* **Задание 1**: Выведите без изменений фрагмент интервью от слов «Моя будущая жена» до слов «мне? — спрашиваю.» включительно.
* **Задание 2**: В какой школе, согласно интервью, занимается маленькая дочь Маша?

Моя будущая жена пришла к нам в театр студенткой на практику, она училась в ГИТИСе на экономическом отделении. Меня не знала совершенно и спектаклей моих не видела. А потом она сидела в моем кабинете, я на Машу смотрел, это продолжалось минуты две... Никакого мужского чувства не было, только одна мысль: «Эта девушка меня спасет». А чем спасет — этого я сказать не мог.

Она как пришла, так через несколько дней и ушла из театра. Вернулась через год.

— Вы ко мне? — спрашиваю.

— К вам, — отвечает.

— На работу пришла устраиваться?

— Какая работа?! Она пришла ко мне. Это абсолютная правда, хоть и похоже на советский фильм. Дальше у нее началась очень трудная жизнь, и продолжалось это первые наши десять лет. Маша никогда не призывала меня принадлежать только ей, не заговаривала о замужестве, она была рада тому, что у нее есть. А я и не понимал до конца, с кем свела жизнь. Я ведь уже жил с двумя прекрасными женщинами — чем она меня могла удивить? Просто Маша очень хорошая и очень своя. Потом мне надоела собственная безалаберность, Машу стало жалко, совесть заела... До сих пор спрашиваю ее:

Сейчас моя главная радость — маленькая дочка Маша, я так ее люблю!. На фото: Михаил Левитин с дочкой Машей
Фото: Д. Хованский

— Ты-то как решилась?

— А что мне было решаться? Я счастлива.

Ну и хорошо...

— Спасла?

— Вернула в человеческую жизнь. Тогда я болел очень, у меня была открытая язва. Внутри был подразрушен. Сейчас моя главная радость — маленькая дочка Маша, я так ее люблю! Ей двенадцать лет, она необыкновенно талантливый ребенок, занимается в музыкальной школе при Мерзляковском училище. Мои старшие дети и внуки тоже ее любят. Мы с ней по утрам ходим в фитнес-клуб, раньше мне бы такое и в голову не пришло. Очень она меня радует...

— Теперь вы спрятали свои страсти в коробку?

— Пытаюсь. Мне одной жизни мало, нужны как минимум две, а лучше несколько.

— Очень эгоистично.

— Огромный эгоизм и огромный интерес к жизни. Она же заканчивается! Порой говорю жене: «Оставь меня в покое! Сколько мне еще осталось...» Для нас это нормальная фраза.

— Похоже, у вас и в самом деле идеальный брак: две половинки нашлись.

* **Данные для анализа**:

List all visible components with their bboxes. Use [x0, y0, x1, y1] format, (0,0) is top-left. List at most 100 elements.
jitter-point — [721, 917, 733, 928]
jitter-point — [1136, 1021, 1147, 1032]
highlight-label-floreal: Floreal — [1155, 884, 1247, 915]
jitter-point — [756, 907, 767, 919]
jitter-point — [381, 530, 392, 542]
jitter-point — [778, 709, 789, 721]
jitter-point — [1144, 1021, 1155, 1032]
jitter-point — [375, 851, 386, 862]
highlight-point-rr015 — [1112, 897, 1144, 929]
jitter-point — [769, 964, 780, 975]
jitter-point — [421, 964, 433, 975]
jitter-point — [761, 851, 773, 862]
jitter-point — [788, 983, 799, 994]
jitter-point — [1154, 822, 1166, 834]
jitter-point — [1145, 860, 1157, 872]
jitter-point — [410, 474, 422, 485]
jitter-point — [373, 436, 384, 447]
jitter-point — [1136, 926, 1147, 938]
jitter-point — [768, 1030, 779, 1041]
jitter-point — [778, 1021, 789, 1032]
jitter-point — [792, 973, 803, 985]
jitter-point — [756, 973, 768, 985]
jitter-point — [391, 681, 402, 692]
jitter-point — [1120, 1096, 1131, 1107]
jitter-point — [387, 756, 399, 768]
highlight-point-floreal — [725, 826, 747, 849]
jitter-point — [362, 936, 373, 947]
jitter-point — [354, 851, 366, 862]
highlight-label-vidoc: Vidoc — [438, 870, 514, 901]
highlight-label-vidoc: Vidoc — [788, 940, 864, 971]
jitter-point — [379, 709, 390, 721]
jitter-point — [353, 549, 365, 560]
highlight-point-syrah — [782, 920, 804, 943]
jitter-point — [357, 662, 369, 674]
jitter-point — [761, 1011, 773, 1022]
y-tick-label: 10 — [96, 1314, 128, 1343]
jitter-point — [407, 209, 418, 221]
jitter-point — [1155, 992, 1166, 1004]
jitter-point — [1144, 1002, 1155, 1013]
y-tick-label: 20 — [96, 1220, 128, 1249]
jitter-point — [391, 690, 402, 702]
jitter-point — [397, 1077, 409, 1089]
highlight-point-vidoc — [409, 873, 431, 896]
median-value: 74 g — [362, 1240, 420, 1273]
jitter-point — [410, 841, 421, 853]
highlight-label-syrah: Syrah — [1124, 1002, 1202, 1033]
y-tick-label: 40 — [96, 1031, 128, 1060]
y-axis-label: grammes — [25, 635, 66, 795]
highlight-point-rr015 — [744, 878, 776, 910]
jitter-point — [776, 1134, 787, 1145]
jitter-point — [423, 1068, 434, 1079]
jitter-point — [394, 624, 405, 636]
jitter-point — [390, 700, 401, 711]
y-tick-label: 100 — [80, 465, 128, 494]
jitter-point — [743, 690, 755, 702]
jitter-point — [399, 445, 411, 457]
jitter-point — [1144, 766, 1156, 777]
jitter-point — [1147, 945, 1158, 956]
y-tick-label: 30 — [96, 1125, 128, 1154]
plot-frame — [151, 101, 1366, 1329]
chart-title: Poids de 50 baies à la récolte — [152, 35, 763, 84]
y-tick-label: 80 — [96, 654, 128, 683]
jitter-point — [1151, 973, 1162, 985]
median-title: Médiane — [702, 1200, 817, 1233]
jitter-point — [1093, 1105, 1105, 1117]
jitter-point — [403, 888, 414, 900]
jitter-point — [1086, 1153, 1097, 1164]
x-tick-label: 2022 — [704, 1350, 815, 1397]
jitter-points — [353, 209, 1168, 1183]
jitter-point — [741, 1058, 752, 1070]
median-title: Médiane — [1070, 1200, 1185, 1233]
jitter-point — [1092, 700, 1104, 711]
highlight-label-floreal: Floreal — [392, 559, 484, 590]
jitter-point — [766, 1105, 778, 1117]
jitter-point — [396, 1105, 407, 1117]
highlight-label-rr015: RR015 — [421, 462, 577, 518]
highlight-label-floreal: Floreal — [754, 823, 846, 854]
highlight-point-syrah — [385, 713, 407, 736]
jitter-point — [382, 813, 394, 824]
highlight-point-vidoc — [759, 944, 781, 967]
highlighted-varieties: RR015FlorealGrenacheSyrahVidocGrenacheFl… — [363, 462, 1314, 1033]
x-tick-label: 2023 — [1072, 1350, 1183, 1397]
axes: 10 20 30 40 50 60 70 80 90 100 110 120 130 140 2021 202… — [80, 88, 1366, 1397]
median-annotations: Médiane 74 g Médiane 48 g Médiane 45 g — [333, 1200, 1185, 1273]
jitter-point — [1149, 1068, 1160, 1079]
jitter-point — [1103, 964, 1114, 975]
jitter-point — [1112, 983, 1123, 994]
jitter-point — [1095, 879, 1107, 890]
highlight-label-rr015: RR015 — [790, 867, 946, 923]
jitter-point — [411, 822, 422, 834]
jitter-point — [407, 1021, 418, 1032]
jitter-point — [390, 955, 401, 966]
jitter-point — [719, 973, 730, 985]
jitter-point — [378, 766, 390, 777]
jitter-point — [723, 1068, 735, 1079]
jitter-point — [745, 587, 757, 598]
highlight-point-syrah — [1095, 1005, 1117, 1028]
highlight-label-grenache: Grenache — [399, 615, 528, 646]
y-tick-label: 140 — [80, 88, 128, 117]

* **Ожидаемый ответ 1**:
Моя будущая жена пришла к нам в театр студенткой на практику, она училась в ГИТИСе на экономическом отделении. Меня не знала совершенно и спектаклей моих не видела. А потом она сидела в моем кабинете, я на Машу смотрел, это продолжалось минуты две... Никакого мужского чувства не было, только одна мысль: «Эта девушка меня спасет». А чем спасет — этого я сказать не мог.

Она как пришла, так через несколько дней и ушла из театра. Вернулась через год.

— Вы ко мне? — спрашиваю.

* **Ожидаемый ответ 2**: В музыкальной школе при Мерзляковском училище.